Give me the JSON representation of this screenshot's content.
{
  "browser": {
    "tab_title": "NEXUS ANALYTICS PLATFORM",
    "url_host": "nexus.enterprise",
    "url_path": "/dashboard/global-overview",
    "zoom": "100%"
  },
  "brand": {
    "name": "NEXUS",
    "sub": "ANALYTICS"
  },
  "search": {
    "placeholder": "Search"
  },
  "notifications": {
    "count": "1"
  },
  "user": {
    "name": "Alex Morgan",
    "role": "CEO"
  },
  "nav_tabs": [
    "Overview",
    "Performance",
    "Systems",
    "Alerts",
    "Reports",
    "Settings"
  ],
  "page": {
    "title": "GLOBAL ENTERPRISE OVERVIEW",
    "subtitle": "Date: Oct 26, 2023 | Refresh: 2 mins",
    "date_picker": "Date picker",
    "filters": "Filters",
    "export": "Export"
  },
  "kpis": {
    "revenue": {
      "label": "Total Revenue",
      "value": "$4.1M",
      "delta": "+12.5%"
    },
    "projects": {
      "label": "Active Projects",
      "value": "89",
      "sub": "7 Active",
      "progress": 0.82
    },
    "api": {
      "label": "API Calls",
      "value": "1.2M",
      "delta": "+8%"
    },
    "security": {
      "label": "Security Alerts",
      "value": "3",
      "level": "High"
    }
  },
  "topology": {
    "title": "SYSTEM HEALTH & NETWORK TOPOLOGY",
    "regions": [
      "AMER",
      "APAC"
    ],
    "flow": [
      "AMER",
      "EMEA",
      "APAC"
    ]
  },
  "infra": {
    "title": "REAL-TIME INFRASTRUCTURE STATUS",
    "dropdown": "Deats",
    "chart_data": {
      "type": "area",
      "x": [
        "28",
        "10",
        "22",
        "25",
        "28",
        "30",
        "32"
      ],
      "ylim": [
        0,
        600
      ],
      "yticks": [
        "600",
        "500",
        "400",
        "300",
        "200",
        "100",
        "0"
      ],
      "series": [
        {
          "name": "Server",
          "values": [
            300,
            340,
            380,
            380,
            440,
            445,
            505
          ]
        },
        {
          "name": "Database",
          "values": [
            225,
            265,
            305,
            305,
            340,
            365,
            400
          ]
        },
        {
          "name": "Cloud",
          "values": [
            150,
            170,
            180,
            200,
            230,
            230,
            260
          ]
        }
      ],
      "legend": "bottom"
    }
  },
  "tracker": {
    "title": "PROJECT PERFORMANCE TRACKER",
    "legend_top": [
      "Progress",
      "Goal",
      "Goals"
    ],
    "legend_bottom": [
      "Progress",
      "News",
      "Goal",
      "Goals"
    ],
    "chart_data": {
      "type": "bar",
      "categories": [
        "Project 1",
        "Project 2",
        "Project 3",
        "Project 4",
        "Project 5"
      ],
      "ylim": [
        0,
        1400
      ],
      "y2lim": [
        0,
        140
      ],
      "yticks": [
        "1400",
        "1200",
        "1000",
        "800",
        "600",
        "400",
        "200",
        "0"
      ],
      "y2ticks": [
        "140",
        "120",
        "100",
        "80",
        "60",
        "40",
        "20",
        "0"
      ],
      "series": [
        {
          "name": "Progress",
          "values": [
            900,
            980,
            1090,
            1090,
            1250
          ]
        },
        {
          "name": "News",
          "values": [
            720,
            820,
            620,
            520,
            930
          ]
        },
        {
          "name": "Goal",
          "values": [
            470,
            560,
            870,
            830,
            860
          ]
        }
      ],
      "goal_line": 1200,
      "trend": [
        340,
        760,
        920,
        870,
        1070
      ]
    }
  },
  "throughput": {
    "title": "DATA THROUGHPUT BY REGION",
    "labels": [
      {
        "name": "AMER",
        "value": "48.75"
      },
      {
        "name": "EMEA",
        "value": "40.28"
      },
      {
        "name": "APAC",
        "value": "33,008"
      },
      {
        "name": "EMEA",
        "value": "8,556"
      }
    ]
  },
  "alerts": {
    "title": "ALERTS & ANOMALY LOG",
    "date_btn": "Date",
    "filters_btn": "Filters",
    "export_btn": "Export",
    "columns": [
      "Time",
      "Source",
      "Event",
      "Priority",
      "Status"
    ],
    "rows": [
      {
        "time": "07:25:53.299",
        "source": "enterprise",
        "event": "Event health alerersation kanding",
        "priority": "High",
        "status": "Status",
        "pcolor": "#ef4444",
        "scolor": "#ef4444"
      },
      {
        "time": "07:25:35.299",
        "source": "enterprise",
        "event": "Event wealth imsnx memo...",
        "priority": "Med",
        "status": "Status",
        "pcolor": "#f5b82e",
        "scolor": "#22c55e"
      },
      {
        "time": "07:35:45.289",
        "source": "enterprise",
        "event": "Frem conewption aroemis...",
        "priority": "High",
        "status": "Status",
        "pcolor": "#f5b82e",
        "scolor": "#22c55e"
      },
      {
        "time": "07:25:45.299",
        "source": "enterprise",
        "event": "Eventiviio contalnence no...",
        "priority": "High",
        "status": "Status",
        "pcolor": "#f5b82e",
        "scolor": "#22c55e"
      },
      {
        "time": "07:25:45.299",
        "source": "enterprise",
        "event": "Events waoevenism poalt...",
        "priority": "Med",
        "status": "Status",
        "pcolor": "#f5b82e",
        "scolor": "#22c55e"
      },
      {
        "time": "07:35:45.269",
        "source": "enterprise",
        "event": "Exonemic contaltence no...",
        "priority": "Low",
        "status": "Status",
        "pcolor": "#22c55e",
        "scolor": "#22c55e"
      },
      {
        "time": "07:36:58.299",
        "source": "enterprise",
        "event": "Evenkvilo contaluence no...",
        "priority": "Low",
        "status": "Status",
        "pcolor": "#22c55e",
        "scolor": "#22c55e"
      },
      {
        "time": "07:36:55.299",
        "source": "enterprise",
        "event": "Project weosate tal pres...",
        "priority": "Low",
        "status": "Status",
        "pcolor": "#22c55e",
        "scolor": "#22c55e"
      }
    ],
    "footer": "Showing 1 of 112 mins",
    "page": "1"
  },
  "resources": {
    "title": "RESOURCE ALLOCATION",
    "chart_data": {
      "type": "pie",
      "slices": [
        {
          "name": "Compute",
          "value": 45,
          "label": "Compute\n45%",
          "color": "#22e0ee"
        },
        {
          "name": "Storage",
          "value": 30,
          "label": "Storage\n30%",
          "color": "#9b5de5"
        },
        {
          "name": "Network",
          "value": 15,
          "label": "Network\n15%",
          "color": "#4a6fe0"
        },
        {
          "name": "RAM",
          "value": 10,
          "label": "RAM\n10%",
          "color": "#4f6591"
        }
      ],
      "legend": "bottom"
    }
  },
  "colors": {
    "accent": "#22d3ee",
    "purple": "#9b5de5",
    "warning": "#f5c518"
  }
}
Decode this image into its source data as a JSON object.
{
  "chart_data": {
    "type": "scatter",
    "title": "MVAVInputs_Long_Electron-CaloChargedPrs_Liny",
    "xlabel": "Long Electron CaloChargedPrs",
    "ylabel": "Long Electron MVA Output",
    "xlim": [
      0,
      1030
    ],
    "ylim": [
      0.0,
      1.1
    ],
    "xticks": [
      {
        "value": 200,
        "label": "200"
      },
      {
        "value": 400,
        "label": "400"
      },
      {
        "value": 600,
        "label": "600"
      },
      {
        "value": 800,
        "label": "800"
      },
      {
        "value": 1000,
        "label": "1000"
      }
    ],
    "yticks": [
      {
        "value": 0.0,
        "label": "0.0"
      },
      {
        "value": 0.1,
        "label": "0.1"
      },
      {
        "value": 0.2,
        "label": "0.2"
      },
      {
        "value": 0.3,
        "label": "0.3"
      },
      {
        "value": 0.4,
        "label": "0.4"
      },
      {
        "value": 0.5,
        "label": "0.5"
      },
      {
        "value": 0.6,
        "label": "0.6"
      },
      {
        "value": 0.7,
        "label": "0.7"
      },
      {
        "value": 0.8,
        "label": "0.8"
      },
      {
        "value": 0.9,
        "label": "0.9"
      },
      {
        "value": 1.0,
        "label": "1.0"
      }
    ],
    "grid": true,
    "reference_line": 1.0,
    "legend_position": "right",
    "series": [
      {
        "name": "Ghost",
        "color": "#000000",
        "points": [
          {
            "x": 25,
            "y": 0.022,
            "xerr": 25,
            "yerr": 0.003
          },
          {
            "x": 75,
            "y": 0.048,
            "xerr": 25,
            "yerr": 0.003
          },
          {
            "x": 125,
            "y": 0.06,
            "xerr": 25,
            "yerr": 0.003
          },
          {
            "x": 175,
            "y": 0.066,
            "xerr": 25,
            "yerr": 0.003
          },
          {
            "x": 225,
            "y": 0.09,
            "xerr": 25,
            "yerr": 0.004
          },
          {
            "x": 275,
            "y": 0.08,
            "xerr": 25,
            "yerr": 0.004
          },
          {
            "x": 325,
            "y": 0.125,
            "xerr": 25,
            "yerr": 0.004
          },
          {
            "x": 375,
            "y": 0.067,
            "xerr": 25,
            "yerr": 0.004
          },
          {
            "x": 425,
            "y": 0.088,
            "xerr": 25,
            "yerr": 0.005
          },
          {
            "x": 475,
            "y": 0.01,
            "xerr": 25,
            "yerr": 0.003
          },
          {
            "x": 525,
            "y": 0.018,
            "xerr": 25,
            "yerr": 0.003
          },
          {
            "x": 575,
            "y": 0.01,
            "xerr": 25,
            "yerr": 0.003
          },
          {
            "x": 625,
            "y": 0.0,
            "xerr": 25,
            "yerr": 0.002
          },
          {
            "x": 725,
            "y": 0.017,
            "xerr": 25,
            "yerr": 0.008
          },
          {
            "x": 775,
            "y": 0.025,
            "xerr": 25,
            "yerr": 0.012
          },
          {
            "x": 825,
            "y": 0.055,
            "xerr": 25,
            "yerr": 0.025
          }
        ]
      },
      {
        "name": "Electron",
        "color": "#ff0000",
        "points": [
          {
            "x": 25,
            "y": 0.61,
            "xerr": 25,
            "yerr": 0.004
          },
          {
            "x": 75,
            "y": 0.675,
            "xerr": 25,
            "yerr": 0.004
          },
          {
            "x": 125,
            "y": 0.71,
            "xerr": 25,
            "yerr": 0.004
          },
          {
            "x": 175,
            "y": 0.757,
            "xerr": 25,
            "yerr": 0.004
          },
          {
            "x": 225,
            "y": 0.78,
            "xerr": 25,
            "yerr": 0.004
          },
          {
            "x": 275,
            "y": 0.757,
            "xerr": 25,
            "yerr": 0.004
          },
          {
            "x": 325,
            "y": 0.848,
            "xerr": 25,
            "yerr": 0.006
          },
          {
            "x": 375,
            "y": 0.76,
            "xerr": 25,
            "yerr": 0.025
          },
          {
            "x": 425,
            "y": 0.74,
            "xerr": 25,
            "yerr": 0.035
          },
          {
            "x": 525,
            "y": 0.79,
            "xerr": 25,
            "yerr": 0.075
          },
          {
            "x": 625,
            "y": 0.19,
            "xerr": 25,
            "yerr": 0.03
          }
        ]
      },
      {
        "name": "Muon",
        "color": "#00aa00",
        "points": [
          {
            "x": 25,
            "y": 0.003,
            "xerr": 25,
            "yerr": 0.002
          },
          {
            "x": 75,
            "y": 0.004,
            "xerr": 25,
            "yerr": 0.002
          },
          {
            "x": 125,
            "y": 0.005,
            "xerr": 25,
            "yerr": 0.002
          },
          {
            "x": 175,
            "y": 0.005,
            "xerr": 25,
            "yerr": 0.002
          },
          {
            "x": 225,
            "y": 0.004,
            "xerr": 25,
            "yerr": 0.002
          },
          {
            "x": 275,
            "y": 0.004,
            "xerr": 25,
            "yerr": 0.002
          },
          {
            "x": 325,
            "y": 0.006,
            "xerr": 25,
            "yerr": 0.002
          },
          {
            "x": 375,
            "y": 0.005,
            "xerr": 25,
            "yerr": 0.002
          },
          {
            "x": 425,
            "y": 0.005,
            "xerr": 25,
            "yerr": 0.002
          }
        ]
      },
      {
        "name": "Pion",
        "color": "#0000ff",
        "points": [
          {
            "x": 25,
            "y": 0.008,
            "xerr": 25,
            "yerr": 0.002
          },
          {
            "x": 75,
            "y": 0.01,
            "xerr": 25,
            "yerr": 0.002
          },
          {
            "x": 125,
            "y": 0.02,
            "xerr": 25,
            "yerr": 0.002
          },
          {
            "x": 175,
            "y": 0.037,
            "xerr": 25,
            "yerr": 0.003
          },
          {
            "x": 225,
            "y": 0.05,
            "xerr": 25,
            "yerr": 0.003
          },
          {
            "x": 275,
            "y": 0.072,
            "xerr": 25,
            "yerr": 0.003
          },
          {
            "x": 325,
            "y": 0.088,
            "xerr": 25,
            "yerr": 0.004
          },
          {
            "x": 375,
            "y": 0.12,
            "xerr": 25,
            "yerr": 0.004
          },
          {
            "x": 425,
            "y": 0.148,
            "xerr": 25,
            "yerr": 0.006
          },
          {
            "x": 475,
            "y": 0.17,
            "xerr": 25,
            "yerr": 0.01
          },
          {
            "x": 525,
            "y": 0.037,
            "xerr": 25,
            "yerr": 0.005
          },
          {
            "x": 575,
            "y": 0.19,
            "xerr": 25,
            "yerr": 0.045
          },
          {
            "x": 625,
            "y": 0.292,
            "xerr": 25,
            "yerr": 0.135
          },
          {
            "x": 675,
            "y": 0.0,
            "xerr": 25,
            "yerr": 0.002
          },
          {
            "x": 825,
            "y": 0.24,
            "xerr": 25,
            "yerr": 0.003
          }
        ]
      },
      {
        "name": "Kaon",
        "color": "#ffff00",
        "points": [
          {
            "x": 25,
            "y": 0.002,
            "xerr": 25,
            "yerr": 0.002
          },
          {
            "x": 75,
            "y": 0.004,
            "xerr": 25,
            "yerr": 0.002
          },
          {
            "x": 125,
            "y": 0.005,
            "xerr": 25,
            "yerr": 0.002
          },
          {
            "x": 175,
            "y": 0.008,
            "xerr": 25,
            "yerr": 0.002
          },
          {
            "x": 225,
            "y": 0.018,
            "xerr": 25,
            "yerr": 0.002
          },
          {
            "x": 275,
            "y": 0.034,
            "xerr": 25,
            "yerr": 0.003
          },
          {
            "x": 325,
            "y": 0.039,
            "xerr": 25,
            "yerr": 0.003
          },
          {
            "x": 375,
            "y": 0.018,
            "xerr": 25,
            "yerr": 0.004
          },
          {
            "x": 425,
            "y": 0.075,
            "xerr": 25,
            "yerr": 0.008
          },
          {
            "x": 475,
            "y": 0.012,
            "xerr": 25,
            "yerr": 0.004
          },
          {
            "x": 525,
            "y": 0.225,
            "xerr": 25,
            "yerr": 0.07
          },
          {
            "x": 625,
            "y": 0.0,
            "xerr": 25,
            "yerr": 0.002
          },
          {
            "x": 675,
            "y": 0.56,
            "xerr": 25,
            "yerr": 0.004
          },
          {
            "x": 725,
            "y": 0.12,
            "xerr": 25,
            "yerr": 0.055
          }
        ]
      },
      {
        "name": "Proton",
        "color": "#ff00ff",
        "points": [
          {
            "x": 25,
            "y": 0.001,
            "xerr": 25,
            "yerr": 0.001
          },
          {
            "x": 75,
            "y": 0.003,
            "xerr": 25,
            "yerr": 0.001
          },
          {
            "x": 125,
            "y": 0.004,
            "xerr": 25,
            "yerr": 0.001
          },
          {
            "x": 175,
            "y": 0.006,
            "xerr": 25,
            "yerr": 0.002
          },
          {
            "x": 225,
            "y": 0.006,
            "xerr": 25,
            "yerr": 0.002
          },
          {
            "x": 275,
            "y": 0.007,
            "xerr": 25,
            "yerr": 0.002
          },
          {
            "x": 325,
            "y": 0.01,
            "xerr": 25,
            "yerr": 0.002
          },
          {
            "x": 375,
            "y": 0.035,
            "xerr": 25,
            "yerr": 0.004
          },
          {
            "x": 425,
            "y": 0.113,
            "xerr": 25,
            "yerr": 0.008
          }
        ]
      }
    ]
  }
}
☆ ☆ ☆
▶ WHAT YOU NEED TO DO:
Select all lines in the listing that include the word "JSON".

▶ FINAL RESULT:
Give me the JSON representation of this screenshot's content.
Decode this image into its source data as a JSON object.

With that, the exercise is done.